• Problem statement: Print each of the entries below line for line, keeping every character unchanged.

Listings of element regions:
◇ ◇ ◇

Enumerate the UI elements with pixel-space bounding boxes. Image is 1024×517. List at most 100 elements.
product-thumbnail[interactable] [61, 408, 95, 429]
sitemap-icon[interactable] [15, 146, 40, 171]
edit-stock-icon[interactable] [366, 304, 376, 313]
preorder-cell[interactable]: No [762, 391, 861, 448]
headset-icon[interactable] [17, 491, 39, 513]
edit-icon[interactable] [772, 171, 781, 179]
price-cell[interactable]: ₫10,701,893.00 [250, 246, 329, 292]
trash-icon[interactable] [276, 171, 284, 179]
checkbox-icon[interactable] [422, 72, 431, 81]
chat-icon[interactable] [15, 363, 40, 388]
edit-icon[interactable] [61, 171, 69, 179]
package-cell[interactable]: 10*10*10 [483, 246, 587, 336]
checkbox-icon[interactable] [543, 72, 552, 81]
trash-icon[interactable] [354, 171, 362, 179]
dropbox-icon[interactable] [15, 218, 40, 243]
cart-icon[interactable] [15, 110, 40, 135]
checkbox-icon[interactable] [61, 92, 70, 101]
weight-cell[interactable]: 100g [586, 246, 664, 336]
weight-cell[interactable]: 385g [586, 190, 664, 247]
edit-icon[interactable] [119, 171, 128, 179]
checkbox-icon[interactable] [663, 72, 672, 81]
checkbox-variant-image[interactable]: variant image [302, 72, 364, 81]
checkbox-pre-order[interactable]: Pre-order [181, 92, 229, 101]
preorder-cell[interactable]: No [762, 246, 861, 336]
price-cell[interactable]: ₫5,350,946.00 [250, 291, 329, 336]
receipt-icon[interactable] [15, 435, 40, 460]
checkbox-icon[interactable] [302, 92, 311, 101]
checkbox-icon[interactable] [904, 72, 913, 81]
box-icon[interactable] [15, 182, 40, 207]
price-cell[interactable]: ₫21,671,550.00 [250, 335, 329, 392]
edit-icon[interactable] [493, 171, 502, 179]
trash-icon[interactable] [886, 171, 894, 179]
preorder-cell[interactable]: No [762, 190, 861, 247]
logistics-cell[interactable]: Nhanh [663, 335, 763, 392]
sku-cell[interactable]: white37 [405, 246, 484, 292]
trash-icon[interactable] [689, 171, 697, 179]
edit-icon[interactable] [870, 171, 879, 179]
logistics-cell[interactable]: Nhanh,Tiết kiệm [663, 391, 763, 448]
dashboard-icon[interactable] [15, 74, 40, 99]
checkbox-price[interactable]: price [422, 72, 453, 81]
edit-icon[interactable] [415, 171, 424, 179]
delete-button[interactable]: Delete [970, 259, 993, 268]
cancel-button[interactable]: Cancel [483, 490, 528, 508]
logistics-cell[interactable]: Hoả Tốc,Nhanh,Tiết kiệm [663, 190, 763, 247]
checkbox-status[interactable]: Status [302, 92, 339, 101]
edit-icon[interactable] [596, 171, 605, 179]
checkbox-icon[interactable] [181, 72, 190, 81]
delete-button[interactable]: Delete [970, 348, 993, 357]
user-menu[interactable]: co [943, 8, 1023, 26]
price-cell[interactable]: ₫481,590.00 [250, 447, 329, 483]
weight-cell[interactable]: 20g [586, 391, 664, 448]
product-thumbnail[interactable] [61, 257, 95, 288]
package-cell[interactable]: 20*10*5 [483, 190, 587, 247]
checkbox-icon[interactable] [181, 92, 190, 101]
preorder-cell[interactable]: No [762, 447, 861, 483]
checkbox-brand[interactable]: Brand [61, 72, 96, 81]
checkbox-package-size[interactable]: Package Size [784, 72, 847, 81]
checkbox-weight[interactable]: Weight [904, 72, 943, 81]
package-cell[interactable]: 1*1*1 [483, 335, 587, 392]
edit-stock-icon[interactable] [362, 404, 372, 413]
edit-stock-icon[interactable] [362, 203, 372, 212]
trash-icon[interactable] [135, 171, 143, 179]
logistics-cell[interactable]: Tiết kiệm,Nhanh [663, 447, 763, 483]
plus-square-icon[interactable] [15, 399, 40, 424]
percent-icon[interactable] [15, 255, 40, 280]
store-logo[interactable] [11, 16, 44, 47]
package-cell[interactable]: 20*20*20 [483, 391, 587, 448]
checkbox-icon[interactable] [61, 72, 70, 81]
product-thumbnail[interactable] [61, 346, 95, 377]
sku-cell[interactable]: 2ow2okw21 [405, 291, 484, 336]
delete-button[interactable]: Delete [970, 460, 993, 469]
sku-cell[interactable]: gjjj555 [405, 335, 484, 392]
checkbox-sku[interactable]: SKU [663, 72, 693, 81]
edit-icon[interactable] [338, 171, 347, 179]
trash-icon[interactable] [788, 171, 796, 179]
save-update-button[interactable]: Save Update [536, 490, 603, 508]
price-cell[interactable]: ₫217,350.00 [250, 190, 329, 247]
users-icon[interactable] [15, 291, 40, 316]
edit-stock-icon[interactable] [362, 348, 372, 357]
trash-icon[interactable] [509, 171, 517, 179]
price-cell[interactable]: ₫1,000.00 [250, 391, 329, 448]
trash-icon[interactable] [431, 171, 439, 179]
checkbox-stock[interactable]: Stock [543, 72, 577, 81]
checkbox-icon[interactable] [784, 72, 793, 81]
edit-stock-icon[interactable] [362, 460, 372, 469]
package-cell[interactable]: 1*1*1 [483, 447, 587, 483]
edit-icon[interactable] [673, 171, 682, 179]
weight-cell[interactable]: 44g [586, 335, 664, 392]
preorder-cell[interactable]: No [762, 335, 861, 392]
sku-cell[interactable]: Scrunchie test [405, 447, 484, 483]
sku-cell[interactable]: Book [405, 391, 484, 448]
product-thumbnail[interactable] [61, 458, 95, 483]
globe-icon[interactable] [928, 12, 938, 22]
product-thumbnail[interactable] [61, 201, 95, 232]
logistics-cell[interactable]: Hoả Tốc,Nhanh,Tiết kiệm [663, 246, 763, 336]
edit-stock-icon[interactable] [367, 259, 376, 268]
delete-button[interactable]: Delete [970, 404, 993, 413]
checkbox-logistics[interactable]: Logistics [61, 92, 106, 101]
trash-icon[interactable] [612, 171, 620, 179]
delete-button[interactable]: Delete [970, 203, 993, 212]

◇ ◇ ◇

• Response:
Enumerate the UI elements with pixel-space bounding boxes. Image is 1024×517. List at most 100 elements.
product-thumbnail[interactable] [61, 408, 95, 429]
sitemap-icon[interactable] [15, 146, 40, 171]
edit-stock-icon[interactable] [366, 304, 376, 313]
preorder-cell[interactable]: No [762, 391, 861, 448]
headset-icon[interactable] [17, 491, 39, 513]
edit-icon[interactable] [772, 171, 781, 179]
price-cell[interactable]: ₫10,701,893.00 [250, 246, 329, 292]
trash-icon[interactable] [276, 171, 284, 179]
checkbox-icon[interactable] [422, 72, 431, 81]
chat-icon[interactable] [15, 363, 40, 388]
edit-icon[interactable] [61, 171, 69, 179]
package-cell[interactable]: 10*10*10 [483, 246, 587, 336]
checkbox-icon[interactable] [543, 72, 552, 81]
trash-icon[interactable] [354, 171, 362, 179]
dropbox-icon[interactable] [15, 218, 40, 243]
cart-icon[interactable] [15, 110, 40, 135]
checkbox-icon[interactable] [61, 92, 70, 101]
weight-cell[interactable]: 100g [586, 246, 664, 336]
weight-cell[interactable]: 385g [586, 190, 664, 247]
edit-icon[interactable] [119, 171, 128, 179]
checkbox-icon[interactable] [663, 72, 672, 81]
checkbox-variant-image[interactable]: variant image [302, 72, 364, 81]
checkbox-pre-order[interactable]: Pre-order [181, 92, 229, 101]
preorder-cell[interactable]: No [762, 246, 861, 336]
price-cell[interactable]: ₫5,350,946.00 [250, 291, 329, 336]
receipt-icon[interactable] [15, 435, 40, 460]
checkbox-icon[interactable] [302, 92, 311, 101]
checkbox-icon[interactable] [904, 72, 913, 81]
box-icon[interactable] [15, 182, 40, 207]
price-cell[interactable]: ₫21,671,550.00 [250, 335, 329, 392]
edit-icon[interactable] [493, 171, 502, 179]
trash-icon[interactable] [886, 171, 894, 179]
preorder-cell[interactable]: No [762, 190, 861, 247]
logistics-cell[interactable]: Nhanh [663, 335, 763, 392]
sku-cell[interactable]: white37 [405, 246, 484, 292]
trash-icon[interactable] [689, 171, 697, 179]
edit-icon[interactable] [870, 171, 879, 179]
logistics-cell[interactable]: Nhanh,Tiết kiệm [663, 391, 763, 448]
dashboard-icon[interactable] [15, 74, 40, 99]
checkbox-price[interactable]: price [422, 72, 453, 81]
edit-icon[interactable] [415, 171, 424, 179]
delete-button[interactable]: Delete [970, 259, 993, 268]
cancel-button[interactable]: Cancel [483, 490, 528, 508]
logistics-cell[interactable]: Hoả Tốc,Nhanh,Tiết kiệm [663, 190, 763, 247]
checkbox-status[interactable]: Status [302, 92, 339, 101]
edit-icon[interactable] [596, 171, 605, 179]
checkbox-icon[interactable] [181, 72, 190, 81]
delete-button[interactable]: Delete [970, 348, 993, 357]
user-menu[interactable]: co [943, 8, 1023, 26]
price-cell[interactable]: ₫481,590.00 [250, 447, 329, 483]
weight-cell[interactable]: 20g [586, 391, 664, 448]
product-thumbnail[interactable] [61, 257, 95, 288]
package-cell[interactable]: 20*10*5 [483, 190, 587, 247]
checkbox-icon[interactable] [181, 92, 190, 101]
preorder-cell[interactable]: No [762, 447, 861, 483]
checkbox-brand[interactable]: Brand [61, 72, 96, 81]
checkbox-package-size[interactable]: Package Size [784, 72, 847, 81]
checkbox-weight[interactable]: Weight [904, 72, 943, 81]
package-cell[interactable]: 1*1*1 [483, 335, 587, 392]
edit-stock-icon[interactable] [362, 404, 372, 413]
edit-stock-icon[interactable] [362, 203, 372, 212]
trash-icon[interactable] [135, 171, 143, 179]
logistics-cell[interactable]: Tiết kiệm,Nhanh [663, 447, 763, 483]
plus-square-icon[interactable] [15, 399, 40, 424]
percent-icon[interactable] [15, 255, 40, 280]
store-logo[interactable] [11, 16, 44, 47]
package-cell[interactable]: 20*20*20 [483, 391, 587, 448]
checkbox-icon[interactable] [61, 72, 70, 81]
product-thumbnail[interactable] [61, 346, 95, 377]
sku-cell[interactable]: 2ow2okw21 [405, 291, 484, 336]
delete-button[interactable]: Delete [970, 460, 993, 469]
sku-cell[interactable]: gjjj555 [405, 335, 484, 392]
checkbox-sku[interactable]: SKU [663, 72, 693, 81]
edit-icon[interactable] [338, 171, 347, 179]
trash-icon[interactable] [788, 171, 796, 179]
save-update-button[interactable]: Save Update [536, 490, 603, 508]
price-cell[interactable]: ₫217,350.00 [250, 190, 329, 247]
users-icon[interactable] [15, 291, 40, 316]
edit-stock-icon[interactable] [362, 348, 372, 357]
trash-icon[interactable] [509, 171, 517, 179]
price-cell[interactable]: ₫1,000.00 [250, 391, 329, 448]
trash-icon[interactable] [431, 171, 439, 179]
checkbox-stock[interactable]: Stock [543, 72, 577, 81]
checkbox-icon[interactable] [784, 72, 793, 81]
edit-stock-icon[interactable] [362, 460, 372, 469]
package-cell[interactable]: 1*1*1 [483, 447, 587, 483]
edit-icon[interactable] [673, 171, 682, 179]
weight-cell[interactable]: 44g [586, 335, 664, 392]
preorder-cell[interactable]: No [762, 335, 861, 392]
sku-cell[interactable]: Scrunchie test [405, 447, 484, 483]
sku-cell[interactable]: Book [405, 391, 484, 448]
product-thumbnail[interactable] [61, 458, 95, 483]
globe-icon[interactable] [928, 12, 938, 22]
product-thumbnail[interactable] [61, 201, 95, 232]
logistics-cell[interactable]: Hoả Tốc,Nhanh,Tiết kiệm [663, 246, 763, 336]
edit-stock-icon[interactable] [367, 259, 376, 268]
delete-button[interactable]: Delete [970, 404, 993, 413]
checkbox-logistics[interactable]: Logistics [61, 92, 106, 101]
trash-icon[interactable] [612, 171, 620, 179]
delete-button[interactable]: Delete [970, 203, 993, 212]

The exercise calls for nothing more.